COMPITI DA SVOLGERE:
[1] Nel post sull'arredamento, con quale nome The House of Gord propone la versione "estrema" del bondage?
[2] Riproduci fedelmente la parte del post sull'arredamento che si apre con le parole "Ripensateci un po’." e si chiude con "di oggetti fatti da esseri umani.".

ESTRATTO DELLA PAGINA:
07 marzo 2007

#3 – Arredamento, che passione!

Esiste un ristretto numero di complementi d’arredo accomunati da una peculiarità assai strana: candelabri, appendiabiti, sedie, tavolini, lampade e sculture ready-made. Associarli non è immediato, ma non è lecito trasformare questo post in un quesito da settimana enigmistica quindi risolverò per indizi. Pensate, innanzi tutto, a questi oggetti fatti da esseri umani.

Pensate ancora.

Ripensateci un po’.

No, non ci siamo. Quel “da esseri umani” non va inteso come complemento d’agente.

Pensatelo così:





Sì, s’intende “da esseri umani” come complemento di origine. Se le sculture di Allen Jones ricorrono all’uso di un substrato inorganico, The House of Gord propone la furniphilia come versione “estrema” del bondage. Attenzione: non si tratta di esseri umani che fanno da oggetti, ma di oggetti fatti da esseri umani.
Il gioco delle riflessioni è aperto: polemica radicale sulla reificazione della donna? ennesimo intervento patriarcale che svilisce il corpo femminile? messinscena dei rapporti di potere nelle pratiche sessuali? Questo e molto altro, a seconda di chi osserva. Nella produzione di elementi, non è questo il punto di interesse. Quel che interessa, piuttosto, è la produzione di giocattoli da mettere al servizio della fantasia.
Tanto le creazioni di Allen Jones quanto le proposte della House of Gord sono legate al soggiorno, spazio domestico che fa da cerniera tra il pubblico e il privato. Ma se proviamo a tradurre furniphilia con arredofilia, ecco scorrerci in mente tutta la storia del design: dai pugni chiusi/spremiagrumi all’arcata sopraccigliare su cui spaccare l’uovo per la frittata… per non dire delle applicazioni da bagno: seggiolino da vasca, spazzolone del cesso, portasciugamani.

DATI DISPONIBILI:
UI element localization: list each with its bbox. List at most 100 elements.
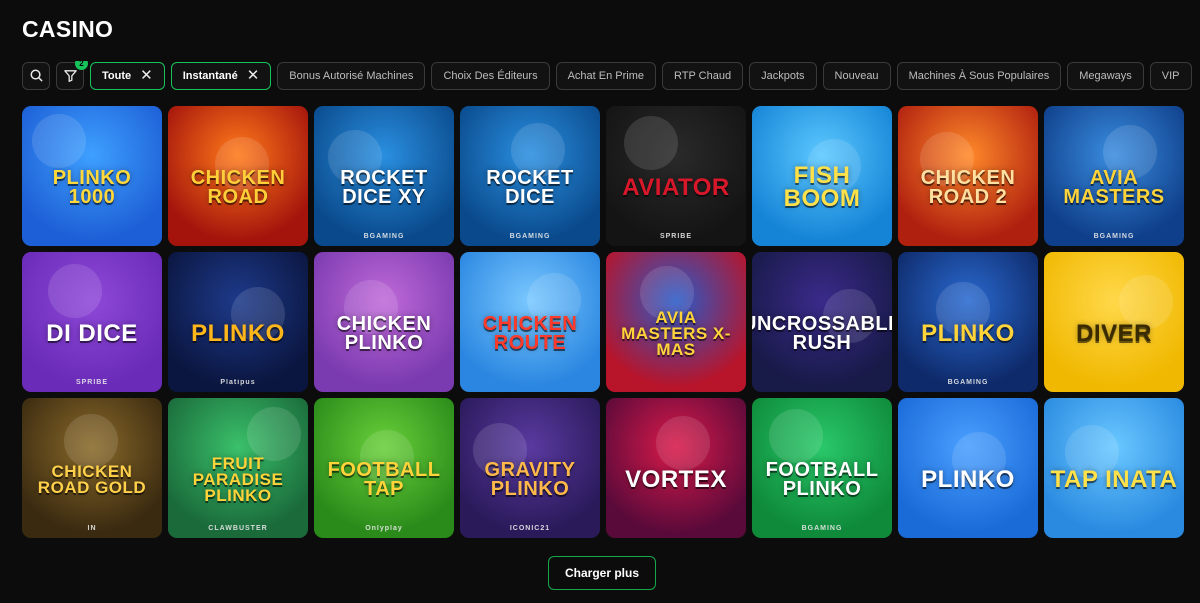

RISULTATI DEGLI ESERCIZI:
[1] La furniphilia.

[2]
Ripensateci un po’.

No, non ci siamo. Quel “da esseri umani” non va inteso come complemento d’agente.

Pensatelo così:





Sì, s’intende “da esseri umani” come complemento di origine. Se le sculture di Allen Jones ricorrono all’uso di un substrato inorganico, The House of Gord propone la furniphilia come versione “estrema” del bondage. Attenzione: non si tratta di esseri umani che fanno da oggetti, ma di oggetti fatti da esseri umani.